*** Materials provided ***
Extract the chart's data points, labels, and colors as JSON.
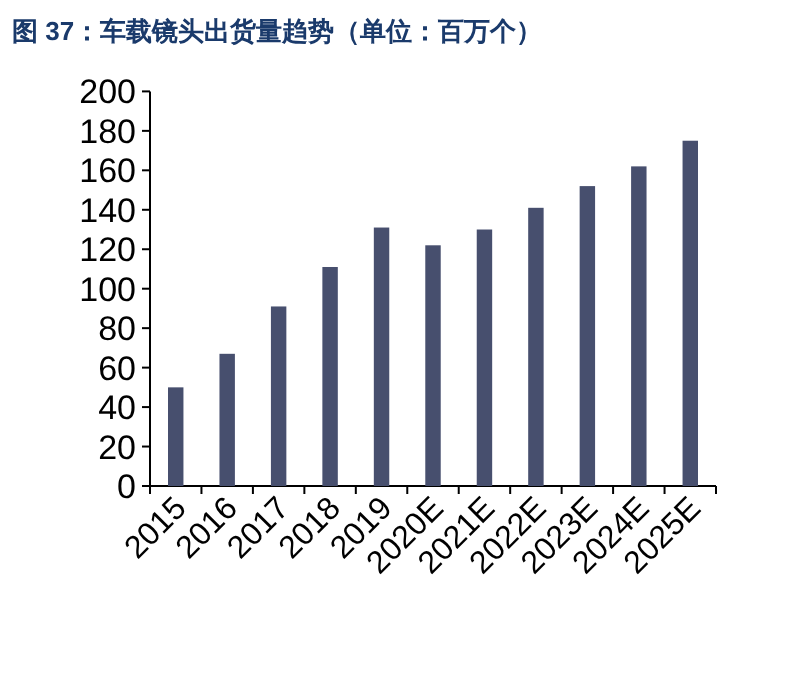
{
  "chart_data": {
    "type": "bar",
    "title": "图 37：车载镜头出货量趋势（单位：百万个）",
    "categories": [
      "2015",
      "2016",
      "2017",
      "2018",
      "2019",
      "2020E",
      "2021E",
      "2022E",
      "2023E",
      "2024E",
      "2025E"
    ],
    "values": [
      50,
      67,
      91,
      111,
      131,
      122,
      130,
      141,
      152,
      162,
      175
    ],
    "color": "#474f6e",
    "ylim": [
      0,
      200
    ],
    "yticks": [
      0,
      20,
      40,
      60,
      80,
      100,
      120,
      140,
      160,
      180,
      200
    ],
    "grid": false
  }
}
***
Job: Repeat the listing above exactly, with no pictures.

Written reply:
Extract the chart's data points, labels, and colors as JSON.
{
  "chart_data": {
    "type": "bar",
    "title": "图 37：车载镜头出货量趋势（单位：百万个）",
    "categories": [
      "2015",
      "2016",
      "2017",
      "2018",
      "2019",
      "2020E",
      "2021E",
      "2022E",
      "2023E",
      "2024E",
      "2025E"
    ],
    "values": [
      50,
      67,
      91,
      111,
      131,
      122,
      130,
      141,
      152,
      162,
      175
    ],
    "color": "#474f6e",
    "ylim": [
      0,
      200
    ],
    "yticks": [
      0,
      20,
      40,
      60,
      80,
      100,
      120,
      140,
      160,
      180,
      200
    ],
    "grid": false
  }
}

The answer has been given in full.